● **AUFGABE 1**:
Beantworte anhand des vorliegenden Textes die folgenden Fragen.
(a) An welchem Tag soll die Wiedereröffnung der Kollektion stattfinden?
(b) Womit posierten Persönlichkeiten zwecks Fundraising für die Kunstkammer?
(c) Wen lassen die Werbespots durch den Schauplatz schleichen?
● **AUFGABE 2**: Übersetze diesen Satz aus dem vorliegenden Text ins Englische: „Das intensive Marketing war wichtig, weil die Sammlung nicht sehr im kollektiven Gedächtnis verankert ist.“

● **VORLIEGENDER TEXT**:
☆ ☆ ☆ ☆ ☆
Doch obwohl die Kollektion einem breiteren Publikum bislang völlig unbekannt war, verspricht deren Wiedereröffnung am Freitag dieser Woche ein Großereignis zu werden. Kein Wunder: Seit Jahren schon rührt Sabine Haag die Werbetrommel dafür, tingelt gemeinsam mit Tourismus-Verantwortlichen durch die Lande und präsentiert Sammlungsobjekte in ausländischen Museen. Persönlichkeiten, die ihr Interesse an der bildenden Kunst bis dato eher geheim gehalten hatten (wie etwa Lifeball-Prinz Gery Keszler), posierten zwecks Fundraising mit goldenen Fahrradhelmen für die Kunstkammer, und etwas betuliche Werbespots ließen einen staunenden Maximilian Schell durch den geheimnisvoll ausgeleuchteten Schauplatz schleichen. „Das intensive Marketing war wichtig, weil die Sammlung nicht sehr im kollektiven Gedächtnis verankert ist. Wenn ein Bild von Breughel über Jahre nicht zu sehen ist, so ist das weniger schlimm: Es ist in jedem Schulbuch abgebildet, die Menschen kennen es“, erläutert Haag bei einem ersten Rundgang durch die so gut wie fertig gestellten Museumsräume.
☆ ☆ ☆ ☆ ☆
● **AUSZÜGE DER AUFLISTUNG**:
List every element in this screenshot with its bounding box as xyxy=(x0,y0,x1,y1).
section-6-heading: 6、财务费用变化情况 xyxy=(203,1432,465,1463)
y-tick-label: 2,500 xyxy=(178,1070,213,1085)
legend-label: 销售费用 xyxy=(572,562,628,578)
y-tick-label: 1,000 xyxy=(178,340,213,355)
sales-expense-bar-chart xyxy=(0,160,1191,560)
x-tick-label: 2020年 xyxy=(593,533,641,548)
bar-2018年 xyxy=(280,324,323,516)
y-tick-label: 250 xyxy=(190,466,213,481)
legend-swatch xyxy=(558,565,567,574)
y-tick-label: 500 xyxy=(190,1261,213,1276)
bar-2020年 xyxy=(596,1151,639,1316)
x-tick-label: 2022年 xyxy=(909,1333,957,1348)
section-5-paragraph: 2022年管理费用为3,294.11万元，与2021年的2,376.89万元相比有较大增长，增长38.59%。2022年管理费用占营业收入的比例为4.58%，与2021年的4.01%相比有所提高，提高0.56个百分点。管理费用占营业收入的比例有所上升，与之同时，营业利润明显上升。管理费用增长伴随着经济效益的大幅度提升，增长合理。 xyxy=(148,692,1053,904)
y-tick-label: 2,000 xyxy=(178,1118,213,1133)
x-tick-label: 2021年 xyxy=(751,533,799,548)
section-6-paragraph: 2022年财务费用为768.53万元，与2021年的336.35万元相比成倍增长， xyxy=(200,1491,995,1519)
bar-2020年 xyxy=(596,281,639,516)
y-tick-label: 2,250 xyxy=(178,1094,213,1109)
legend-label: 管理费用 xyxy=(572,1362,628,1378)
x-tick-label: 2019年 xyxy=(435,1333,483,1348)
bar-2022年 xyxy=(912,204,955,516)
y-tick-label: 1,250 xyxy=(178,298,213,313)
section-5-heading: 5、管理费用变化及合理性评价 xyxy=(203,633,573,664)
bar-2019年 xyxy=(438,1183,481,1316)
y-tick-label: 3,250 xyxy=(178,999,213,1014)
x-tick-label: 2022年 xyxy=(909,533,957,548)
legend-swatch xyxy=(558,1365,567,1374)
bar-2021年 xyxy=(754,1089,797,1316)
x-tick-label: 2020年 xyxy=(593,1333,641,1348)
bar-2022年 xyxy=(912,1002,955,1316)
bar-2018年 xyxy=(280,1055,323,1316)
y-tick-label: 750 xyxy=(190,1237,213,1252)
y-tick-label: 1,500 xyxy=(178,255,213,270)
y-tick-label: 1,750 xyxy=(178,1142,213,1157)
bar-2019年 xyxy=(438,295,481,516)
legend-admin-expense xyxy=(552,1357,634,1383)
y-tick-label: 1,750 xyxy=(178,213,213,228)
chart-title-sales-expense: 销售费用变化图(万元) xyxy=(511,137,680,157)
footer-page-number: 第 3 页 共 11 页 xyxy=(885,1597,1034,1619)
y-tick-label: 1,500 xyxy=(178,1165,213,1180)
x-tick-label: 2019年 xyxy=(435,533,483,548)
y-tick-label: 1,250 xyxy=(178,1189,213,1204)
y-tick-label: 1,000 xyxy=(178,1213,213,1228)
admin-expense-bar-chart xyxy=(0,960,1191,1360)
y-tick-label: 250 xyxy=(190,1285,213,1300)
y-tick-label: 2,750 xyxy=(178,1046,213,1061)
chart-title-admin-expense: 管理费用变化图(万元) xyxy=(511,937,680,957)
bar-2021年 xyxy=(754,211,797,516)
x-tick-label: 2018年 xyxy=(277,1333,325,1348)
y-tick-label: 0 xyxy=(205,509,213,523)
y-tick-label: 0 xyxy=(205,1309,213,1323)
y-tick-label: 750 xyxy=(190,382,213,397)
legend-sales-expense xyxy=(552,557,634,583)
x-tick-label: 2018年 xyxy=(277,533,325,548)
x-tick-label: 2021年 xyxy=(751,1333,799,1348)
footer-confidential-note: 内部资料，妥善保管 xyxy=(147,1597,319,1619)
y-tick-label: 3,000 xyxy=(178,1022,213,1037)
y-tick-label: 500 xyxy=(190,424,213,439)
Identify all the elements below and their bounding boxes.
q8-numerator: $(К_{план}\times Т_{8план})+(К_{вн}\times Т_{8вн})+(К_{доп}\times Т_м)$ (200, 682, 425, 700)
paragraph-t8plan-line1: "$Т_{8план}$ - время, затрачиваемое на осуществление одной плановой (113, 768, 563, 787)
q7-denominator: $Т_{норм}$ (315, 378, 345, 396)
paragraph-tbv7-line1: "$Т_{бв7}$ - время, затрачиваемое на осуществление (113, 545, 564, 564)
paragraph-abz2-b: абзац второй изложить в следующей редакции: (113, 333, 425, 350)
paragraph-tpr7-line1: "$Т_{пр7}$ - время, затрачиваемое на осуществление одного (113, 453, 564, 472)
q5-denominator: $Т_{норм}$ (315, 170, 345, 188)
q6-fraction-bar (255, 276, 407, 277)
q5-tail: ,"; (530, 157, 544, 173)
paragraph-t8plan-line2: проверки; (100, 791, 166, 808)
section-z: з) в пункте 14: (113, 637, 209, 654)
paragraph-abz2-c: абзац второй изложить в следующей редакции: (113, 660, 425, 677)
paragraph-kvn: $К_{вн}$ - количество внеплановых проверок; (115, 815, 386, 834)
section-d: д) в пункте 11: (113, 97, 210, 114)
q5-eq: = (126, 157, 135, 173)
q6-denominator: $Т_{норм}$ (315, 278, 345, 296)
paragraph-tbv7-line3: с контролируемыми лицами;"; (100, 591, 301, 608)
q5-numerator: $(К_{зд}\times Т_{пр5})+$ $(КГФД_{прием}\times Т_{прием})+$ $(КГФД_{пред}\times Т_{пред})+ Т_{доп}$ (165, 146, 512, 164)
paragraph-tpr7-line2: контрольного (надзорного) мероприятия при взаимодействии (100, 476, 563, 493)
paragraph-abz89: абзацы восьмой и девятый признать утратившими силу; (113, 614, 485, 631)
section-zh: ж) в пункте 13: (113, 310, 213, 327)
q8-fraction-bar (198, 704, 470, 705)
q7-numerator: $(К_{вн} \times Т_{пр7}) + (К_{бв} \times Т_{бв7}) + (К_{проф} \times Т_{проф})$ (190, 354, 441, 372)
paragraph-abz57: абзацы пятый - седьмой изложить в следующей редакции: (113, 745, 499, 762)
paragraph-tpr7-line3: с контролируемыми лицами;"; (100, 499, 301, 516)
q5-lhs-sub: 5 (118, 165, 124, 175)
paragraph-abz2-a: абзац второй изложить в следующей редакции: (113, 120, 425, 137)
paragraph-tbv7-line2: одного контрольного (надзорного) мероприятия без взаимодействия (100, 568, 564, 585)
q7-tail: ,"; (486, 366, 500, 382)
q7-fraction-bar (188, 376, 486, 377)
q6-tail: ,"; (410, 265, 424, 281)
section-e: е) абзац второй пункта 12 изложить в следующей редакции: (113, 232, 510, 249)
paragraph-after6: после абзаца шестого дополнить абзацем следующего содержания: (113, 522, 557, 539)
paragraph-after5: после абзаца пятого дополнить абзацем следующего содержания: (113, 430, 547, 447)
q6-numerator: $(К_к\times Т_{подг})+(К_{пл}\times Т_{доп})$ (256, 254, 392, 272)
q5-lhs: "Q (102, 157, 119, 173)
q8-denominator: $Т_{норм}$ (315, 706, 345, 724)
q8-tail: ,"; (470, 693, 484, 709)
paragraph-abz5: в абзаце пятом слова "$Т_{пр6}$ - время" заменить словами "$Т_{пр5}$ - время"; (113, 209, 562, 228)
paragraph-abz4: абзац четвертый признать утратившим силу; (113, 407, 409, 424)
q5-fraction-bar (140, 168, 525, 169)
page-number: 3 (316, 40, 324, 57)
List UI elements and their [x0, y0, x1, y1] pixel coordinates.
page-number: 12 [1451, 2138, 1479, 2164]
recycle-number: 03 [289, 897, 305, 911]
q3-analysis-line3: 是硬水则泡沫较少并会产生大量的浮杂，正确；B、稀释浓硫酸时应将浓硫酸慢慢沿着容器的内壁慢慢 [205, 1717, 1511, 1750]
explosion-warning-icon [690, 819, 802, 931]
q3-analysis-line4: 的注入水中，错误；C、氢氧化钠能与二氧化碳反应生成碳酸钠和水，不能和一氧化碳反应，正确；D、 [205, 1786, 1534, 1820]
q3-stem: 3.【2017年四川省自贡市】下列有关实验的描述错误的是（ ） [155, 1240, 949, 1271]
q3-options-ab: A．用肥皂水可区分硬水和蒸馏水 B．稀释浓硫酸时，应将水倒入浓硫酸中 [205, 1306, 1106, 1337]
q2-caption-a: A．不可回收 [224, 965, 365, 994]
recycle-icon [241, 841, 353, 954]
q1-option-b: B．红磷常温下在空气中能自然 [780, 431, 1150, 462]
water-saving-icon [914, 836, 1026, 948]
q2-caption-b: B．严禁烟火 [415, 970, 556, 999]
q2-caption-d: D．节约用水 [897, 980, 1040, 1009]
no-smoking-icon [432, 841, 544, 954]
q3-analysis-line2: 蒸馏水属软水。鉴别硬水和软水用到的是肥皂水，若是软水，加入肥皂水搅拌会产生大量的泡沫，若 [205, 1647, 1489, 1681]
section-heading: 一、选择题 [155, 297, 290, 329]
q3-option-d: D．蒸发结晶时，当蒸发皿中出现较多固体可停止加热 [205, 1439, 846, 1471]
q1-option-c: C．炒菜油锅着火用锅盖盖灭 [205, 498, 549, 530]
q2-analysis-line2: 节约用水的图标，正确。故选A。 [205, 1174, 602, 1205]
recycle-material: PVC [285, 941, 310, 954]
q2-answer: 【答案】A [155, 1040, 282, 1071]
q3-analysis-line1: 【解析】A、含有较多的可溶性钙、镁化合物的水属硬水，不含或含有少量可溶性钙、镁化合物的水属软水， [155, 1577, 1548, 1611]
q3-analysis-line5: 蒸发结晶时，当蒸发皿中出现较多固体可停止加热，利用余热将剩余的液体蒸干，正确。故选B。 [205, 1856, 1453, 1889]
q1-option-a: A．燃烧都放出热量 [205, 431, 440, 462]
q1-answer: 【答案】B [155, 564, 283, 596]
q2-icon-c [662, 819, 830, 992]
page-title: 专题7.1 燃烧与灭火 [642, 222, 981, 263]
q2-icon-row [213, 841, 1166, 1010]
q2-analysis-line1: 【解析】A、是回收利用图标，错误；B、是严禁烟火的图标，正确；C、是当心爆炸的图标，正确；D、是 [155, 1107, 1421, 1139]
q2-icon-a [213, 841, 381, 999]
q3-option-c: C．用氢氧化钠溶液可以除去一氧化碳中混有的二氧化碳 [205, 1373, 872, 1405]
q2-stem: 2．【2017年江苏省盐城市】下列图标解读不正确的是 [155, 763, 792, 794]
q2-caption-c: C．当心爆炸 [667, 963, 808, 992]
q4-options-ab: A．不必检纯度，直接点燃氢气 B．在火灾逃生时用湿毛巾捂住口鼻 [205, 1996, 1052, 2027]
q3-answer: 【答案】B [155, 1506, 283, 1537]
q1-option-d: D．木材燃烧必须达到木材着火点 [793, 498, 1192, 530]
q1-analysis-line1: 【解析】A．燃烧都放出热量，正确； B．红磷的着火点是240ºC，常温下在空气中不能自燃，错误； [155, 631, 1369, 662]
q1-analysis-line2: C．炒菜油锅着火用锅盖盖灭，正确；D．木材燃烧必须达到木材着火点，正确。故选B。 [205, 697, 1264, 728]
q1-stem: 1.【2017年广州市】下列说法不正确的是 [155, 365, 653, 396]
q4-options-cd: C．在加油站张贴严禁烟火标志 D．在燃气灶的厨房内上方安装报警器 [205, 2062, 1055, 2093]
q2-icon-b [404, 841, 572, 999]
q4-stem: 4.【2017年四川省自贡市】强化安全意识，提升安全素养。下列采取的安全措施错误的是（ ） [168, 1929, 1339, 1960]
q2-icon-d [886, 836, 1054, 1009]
☆ ☆ ☆ ☆ ☆
● **ERGEBNIS 1**:
(a) Am Freitag dieser Woche.
(b) Mit goldenen Fahrradhelmen.
(c) Einen staunenden Maximilian Schell.

● **ERGEBNIS 2**: The intensive marketing was important because the collection is not very firmly anchored in the collective memory.